# [EXERCISE]
Copy out each line containing "prüfen" from the entries below.

[Data items]
****************************************

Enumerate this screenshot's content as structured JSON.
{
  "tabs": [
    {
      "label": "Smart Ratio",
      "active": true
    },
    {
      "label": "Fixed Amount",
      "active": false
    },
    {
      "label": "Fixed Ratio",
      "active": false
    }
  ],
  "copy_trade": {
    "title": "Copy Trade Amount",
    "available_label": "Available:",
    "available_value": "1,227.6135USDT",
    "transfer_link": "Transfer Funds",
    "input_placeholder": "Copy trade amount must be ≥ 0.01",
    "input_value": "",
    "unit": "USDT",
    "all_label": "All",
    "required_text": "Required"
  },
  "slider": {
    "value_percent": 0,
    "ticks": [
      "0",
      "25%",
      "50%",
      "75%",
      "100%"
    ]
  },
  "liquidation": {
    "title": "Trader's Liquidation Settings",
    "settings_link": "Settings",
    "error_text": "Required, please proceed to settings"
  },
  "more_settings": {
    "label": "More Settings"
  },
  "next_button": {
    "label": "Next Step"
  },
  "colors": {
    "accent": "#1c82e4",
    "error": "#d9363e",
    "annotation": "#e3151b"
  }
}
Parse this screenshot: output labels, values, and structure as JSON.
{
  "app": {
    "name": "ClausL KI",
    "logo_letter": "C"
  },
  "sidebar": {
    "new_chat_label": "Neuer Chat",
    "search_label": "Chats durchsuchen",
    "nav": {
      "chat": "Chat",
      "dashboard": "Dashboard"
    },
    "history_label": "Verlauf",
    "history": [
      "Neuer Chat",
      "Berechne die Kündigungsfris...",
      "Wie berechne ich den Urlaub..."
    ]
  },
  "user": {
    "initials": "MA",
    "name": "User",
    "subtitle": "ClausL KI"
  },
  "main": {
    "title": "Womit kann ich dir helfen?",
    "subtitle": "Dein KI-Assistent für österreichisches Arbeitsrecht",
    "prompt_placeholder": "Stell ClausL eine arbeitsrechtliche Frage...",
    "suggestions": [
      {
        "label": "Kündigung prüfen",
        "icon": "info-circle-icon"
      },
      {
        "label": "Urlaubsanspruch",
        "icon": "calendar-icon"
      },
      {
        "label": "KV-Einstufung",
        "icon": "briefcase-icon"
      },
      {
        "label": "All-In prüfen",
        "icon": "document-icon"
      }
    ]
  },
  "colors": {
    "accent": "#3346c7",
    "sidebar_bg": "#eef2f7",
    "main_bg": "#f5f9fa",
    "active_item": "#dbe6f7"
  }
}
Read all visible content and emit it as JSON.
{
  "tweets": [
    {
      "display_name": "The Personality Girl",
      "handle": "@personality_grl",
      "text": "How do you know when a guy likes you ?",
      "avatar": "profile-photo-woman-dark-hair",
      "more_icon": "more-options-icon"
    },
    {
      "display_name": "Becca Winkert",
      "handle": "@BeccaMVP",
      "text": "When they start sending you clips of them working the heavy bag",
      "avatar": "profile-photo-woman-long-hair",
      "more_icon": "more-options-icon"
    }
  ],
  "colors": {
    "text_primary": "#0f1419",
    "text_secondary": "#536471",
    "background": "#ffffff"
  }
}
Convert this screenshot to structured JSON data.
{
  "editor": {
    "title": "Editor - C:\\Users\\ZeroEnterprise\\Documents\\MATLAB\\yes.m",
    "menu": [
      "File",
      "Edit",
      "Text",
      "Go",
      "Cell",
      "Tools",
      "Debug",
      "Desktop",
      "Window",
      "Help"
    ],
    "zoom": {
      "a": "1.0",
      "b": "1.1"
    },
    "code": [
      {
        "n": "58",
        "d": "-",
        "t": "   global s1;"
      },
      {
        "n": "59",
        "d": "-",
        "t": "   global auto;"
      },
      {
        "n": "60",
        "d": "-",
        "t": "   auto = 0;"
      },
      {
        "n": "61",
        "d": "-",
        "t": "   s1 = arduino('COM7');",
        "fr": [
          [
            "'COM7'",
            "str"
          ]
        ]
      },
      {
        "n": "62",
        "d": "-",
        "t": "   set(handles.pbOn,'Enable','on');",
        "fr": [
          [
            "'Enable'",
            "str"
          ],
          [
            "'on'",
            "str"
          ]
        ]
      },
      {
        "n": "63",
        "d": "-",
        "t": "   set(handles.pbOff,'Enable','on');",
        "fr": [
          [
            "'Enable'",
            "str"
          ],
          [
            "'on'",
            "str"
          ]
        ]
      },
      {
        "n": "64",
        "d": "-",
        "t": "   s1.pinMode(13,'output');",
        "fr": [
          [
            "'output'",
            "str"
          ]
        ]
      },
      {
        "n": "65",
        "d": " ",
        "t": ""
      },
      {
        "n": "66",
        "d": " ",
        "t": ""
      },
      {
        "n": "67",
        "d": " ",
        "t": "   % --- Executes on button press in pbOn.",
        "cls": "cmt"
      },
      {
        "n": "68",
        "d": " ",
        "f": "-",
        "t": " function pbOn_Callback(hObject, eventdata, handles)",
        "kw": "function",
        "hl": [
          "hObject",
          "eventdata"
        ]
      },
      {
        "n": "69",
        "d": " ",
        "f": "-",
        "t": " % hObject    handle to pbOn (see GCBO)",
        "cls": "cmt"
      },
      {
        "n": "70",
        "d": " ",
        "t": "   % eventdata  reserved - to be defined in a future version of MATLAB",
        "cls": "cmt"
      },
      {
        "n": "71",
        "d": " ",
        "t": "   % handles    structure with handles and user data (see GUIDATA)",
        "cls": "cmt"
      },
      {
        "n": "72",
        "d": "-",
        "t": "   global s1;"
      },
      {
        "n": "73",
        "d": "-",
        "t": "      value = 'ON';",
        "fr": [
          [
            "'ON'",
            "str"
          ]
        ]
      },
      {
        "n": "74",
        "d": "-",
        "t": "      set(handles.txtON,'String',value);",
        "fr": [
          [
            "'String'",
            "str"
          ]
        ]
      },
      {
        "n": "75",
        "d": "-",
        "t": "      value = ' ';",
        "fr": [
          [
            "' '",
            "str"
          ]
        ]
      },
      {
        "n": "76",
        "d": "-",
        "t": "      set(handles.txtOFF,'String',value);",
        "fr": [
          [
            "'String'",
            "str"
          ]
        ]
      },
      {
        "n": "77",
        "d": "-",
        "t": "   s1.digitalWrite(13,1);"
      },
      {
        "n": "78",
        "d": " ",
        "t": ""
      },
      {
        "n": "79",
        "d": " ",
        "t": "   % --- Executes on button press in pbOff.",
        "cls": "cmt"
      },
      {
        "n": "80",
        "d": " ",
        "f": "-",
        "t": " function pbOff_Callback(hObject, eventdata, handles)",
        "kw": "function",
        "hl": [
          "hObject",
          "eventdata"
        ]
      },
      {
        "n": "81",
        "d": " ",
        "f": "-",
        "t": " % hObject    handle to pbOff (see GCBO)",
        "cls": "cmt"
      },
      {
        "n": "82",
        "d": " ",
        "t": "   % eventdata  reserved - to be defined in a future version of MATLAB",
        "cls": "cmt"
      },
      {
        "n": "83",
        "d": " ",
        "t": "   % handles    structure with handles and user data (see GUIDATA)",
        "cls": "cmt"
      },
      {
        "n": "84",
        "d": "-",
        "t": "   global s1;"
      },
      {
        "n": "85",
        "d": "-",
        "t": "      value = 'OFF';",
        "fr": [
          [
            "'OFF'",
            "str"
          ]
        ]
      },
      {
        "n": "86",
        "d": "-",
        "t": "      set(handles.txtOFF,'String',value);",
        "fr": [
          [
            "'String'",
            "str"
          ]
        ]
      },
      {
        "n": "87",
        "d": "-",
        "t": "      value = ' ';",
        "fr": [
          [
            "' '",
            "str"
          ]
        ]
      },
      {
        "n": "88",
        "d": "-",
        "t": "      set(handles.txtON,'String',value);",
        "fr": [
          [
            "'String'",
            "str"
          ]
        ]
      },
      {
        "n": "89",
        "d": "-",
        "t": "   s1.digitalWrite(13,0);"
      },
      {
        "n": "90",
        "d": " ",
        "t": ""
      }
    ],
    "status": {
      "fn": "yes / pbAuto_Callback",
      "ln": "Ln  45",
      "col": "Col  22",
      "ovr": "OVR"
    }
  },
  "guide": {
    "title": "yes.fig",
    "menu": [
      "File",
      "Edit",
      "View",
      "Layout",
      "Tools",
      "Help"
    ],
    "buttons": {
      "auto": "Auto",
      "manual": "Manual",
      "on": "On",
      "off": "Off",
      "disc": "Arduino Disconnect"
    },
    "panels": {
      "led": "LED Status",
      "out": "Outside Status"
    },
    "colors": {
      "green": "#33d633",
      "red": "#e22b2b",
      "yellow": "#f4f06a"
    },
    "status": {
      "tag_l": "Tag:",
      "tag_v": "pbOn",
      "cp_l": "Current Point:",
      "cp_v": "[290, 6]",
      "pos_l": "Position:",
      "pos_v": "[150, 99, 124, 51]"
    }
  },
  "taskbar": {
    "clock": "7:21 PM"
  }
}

****************************************

# [WORKED ANSWER]
        "label": "Kündigung prüfen",
        "label": "All-In prüfen",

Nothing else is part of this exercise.